---------- Information supplied ----------

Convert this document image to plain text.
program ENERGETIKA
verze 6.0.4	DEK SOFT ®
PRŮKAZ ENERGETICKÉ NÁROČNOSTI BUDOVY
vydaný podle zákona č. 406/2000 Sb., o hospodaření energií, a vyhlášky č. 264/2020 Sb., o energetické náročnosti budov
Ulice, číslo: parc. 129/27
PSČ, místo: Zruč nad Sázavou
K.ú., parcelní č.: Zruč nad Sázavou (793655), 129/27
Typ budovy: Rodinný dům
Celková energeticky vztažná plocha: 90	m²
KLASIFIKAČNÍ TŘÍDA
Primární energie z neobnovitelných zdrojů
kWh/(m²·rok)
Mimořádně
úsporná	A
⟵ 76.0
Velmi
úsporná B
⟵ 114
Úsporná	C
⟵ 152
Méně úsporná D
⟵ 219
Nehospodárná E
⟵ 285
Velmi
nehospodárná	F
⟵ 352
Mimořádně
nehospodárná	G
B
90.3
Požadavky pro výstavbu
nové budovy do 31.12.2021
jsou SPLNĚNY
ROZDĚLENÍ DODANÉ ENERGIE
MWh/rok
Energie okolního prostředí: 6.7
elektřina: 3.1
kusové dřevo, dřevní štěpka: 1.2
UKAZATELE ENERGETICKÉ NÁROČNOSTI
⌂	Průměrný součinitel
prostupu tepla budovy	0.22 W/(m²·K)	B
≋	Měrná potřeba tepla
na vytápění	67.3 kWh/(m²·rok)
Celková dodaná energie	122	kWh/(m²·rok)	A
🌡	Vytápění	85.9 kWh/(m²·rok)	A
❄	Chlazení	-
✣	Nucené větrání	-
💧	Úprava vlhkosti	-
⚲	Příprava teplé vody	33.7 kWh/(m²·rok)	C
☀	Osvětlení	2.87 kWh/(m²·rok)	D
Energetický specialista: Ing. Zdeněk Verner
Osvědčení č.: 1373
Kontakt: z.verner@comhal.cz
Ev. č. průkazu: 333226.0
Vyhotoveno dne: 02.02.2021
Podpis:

----------

## Task to carry out
List the lines of the material in which the word "Zruč" occurs.

## Task answer
PSČ, místo: Zruč nad Sázavou
K.ú., parcelní č.: Zruč nad Sázavou (793655), 129/27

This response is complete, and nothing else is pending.